--- TEXT SEGMENT ---
= Beginning of Section =
Emergency physicians know well the realities of evidence-based guidelines in emergency departments throughout the country: either there is wide variability in their use and uptake, or there just aren’t any evidence-based guidelines.
Patients don’t often think about it when choosing emergency departments – they mostly think about the wait time – but it’s there. Two patients, each with the same complaints and same risk factors may get completely different treatments depending on which emergency department they walk into.
Hospital leaders also know about it. And, they are held increasingly accountable when a lack of evidence-based care in the emergency department leads to other problems, not just in the ED but throughout the hospital.
CMS has put in place metrics and guidelines for emergency departments, many of them focused around time – how quickly someone gets seen or receives a particular medication – but the CMS guidelines really don’t touch about 90 percent of what we emergency physicians see on a daily basis.
As the founding partners of US Acute Care Solutions (USACS) have come together to share best practices from our hospital campuses in every corner of the country, those disparities and differences are staring us right in the face. Enter the National Clinical Governance Board (NCGB).
The NCGB is tasked with all clinical governance issues facing USACS emergency departments throughout the country. One of the board’s committees, of which I am chair, is the Clinical Quality & Patient Safety Committee. Together with the board, the committee is tasked with establishing evidence-based clinical guidelines and then disseminating them throughout the company.
It’s actually an incredible undertaking: a national company, establishing national, evidence-based guidelines for emergency departments throughout the country.
= End of Section =
--- EXERCISE SET ---
1 - Answer these questions about the piece on emergency department guidelines:
(a) What do patients mostly think about when choosing an emergency department?
(b) About what share of what emergency physicians see each day do the CMS guidelines not touch?
(c) Which committee of the National Clinical Governance Board does the writer chair?
2 - Carry the piece on emergency department guidelines further, picking up right after its final sentence.

--- PROVIDED INFORMATION ---
= Beginning of Section =
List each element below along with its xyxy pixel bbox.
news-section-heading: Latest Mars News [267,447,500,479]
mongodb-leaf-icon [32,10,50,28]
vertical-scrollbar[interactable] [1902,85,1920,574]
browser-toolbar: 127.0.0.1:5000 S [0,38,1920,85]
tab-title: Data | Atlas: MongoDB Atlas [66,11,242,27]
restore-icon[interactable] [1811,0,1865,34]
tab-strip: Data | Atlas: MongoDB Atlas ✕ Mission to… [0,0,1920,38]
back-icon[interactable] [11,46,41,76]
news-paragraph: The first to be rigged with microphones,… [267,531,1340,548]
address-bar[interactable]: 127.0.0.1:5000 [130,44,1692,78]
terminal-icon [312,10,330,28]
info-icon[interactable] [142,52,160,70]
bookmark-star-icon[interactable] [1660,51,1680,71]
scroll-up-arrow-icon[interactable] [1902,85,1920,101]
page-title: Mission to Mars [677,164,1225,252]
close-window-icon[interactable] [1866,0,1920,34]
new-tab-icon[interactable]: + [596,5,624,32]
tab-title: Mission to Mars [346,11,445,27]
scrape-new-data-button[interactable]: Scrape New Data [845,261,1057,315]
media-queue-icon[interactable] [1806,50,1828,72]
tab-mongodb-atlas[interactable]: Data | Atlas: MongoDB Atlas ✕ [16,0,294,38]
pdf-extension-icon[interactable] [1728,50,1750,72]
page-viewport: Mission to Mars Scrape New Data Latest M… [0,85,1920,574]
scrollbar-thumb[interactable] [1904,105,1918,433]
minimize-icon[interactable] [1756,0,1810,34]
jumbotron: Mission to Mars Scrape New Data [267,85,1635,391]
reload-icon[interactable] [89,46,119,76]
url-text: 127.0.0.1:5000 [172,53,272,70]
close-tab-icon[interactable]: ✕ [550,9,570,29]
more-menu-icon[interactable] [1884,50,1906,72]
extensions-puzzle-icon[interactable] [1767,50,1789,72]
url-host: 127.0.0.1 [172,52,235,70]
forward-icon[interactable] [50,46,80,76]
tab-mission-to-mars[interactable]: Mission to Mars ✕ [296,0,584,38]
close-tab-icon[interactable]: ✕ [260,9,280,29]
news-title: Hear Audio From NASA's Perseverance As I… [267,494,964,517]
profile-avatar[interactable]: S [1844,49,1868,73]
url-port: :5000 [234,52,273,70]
= End of Section =
--- RESULTS OF THE EXERCISE ---
1 -
(a) The wait time.
(b) About 90 percent.
(c) The Clinical Quality & Patient Safety Committee.

2 -
The goal is to develop guidelines for clinical care based on certain chief complaints. If most USACS providers follow the evidence-based consensus guidelines, we will be able to track and measure the expected reduction in variability and utilization, and eventually the improved clinical outcomes.
Of course, this all sounds obvious: where there is evidence-based consensus, we should be demanding that it be used. At the same time, we know that physicians aren’t robots. We don’t want to tell clinicians what to do in every situation. These aren’t dictates – they are support tools to aid with clinical decision making.
And yet we anticipate the Hawthorne Effect will have a significant impact on our emergency departments. The mere act of observing and measuring will have a substantive impact on utilization in the emergency departments. Our founding partner physician groups have seen this in process and care improvement programs prior to joining US Acute Care Solutions. We expect the impact to be even greater on a national scale.
That is, after all, one of the points of getting big with like-minded partners: what previously we did to improve our companies on a regional basis, we can now do on a national basis. The National Clinical Governance Board is one of our largest, most significant steps toward improving emergency care nationwide.